Petunjuk:
Untuk tiap pernyataan di bawah, nyatakan ya atau tidak sesuai dengan berita tentang kapal TNI-AL di Natuna. Sertakan kutipan persis kata-kata dari berita itu yang menentukan jawabannya.
1. Kapal-kapal TNI-AL akan ditarik dari perairan Natuna.
2. Pemerintah telah mengeluarkan izin kepada lebih dari 700 kapal untuk berlayar di perairan Natuna.
3. Kapal tangkap dibatasi maksimal 200 GT.

Halaman:
-=-=-=-=-

Headline

Presiden memutuskan empat pulau yang disengketakan resmi milik Provinsi Aceh.

Fokus

Kawasan Pegunungan Kendeng kritis akibat penebangan dan penambangan ilegal.

Kapal TNI-AL akan Tetap Berada di Natuna

Indriyani Astuti
15/1/2020 07:30
Kapal TNI-AL akan Tetap Berada di Natuna
Kapal Republik Indonesia (KRI) Karel Satsuit Tubun-356 bersandar di Faslabuh Lanal Ranai, Selat Lampa, Natuna, Kepulauan Riau.(ANTARA FOTO/M Risyal Hidayat)

KAPAL-KAPAL TNI-AL akan tetap berada di wilayah Zona Ekonomi Ekslusif (ZEE) Indonesia di perairan Natuna, Kepulauan Riau. Keberadaan kapal TNI-AL itu untuk mengawasi kapal penjaga pantai dan kapal ikan Tiongkok yang kembali muncul di wilayah ZEE Indonesia.

"Ya tetap di sana, tetap ada di sana. Dimungkinkan sementara ini, jadi ada upaya bersama untuk mengawal hal tersebut," kata Staf Khusus Presiden Bidang Komunikasi, Fadjroel Rahman, di Kompleks Istana Kepresidenan, Jakarta, Senin (13/1).

Kapal perang TNI-AL itu juga disiagakan untuk menegakkan hukum di wilayah ZEE Indonesia. Pemerintah akan terus meningkatkan patroli dengan melibatkan Badan Keamanan Laut (Bakamla) serta Kementerian Kelautan dan Perikanan.

Menteri Kelautan dan Perikanan Edhy Prabowo menyatakan pemerintah akan membangun kekuatan nelayan di perairan Natuna, antara lain dengan mendatangkan lebih banyak kapal nelayan Indonesia ke zona ekonomi eksklusif itu.

"Kami akan bangun kekuatan nelayan di sana. Kami akan berikan bantuan kapal yang sesuai dengan permintaan mereka," ujar Edhy di Kompleks Kepresidenan, Jakarta, kemarin.

Ia menuturkan pemerintah sedianya telah mengeluarkan izin kepada lebih dari 700 kapal untuk berlayar di perairan Natuna. Namun, dari segi bobot, kapal-kapal yang beroperasi tidak ada yang melebihi 150 grosstonnage (GT).

Selama ini, kapal-kapal tangkap memang dibatasi maksimal 150 GT. Larangan tersebut diatur dalam Surat Edaran Ditjen Perikanan Tangkap tentang batasan ukuran kapal ikan. Aturan itu diterapkan demi menjaga keberlanjutan sumber daya laut Indonesia.

Namun, apabila melihat situasi yang terjadi saat ini, ia membuka kemungkinan untuk mencabut larangan tersebut.

-=-=-=-=-

Bahan yang Disediakan:
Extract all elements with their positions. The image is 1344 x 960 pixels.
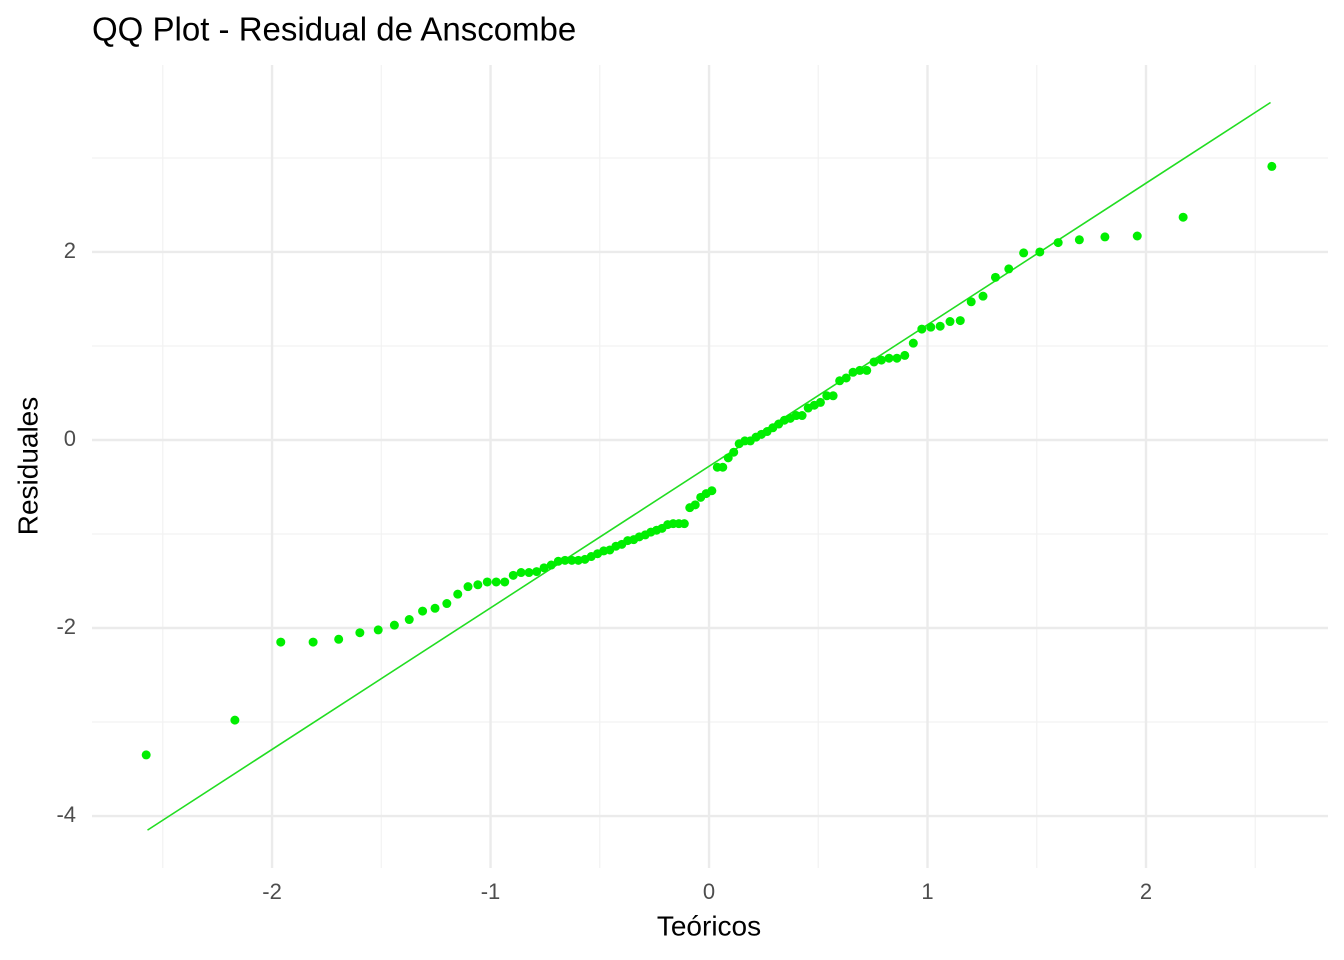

-=-=-=-=-

Hasil:
1. Tidak: "KAPAL-KAPAL TNI-AL akan tetap berada di wilayah Zona Ekonomi Ekslusif (ZEE) Indonesia di perairan Natuna, Kepulauan Riau."
2. Ya: "pemerintah sedianya telah mengeluarkan izin kepada lebih dari 700 kapal untuk berlayar di perairan Natuna."
3. Tidak: "Selama ini, kapal-kapal tangkap memang dibatasi maksimal 150 GT."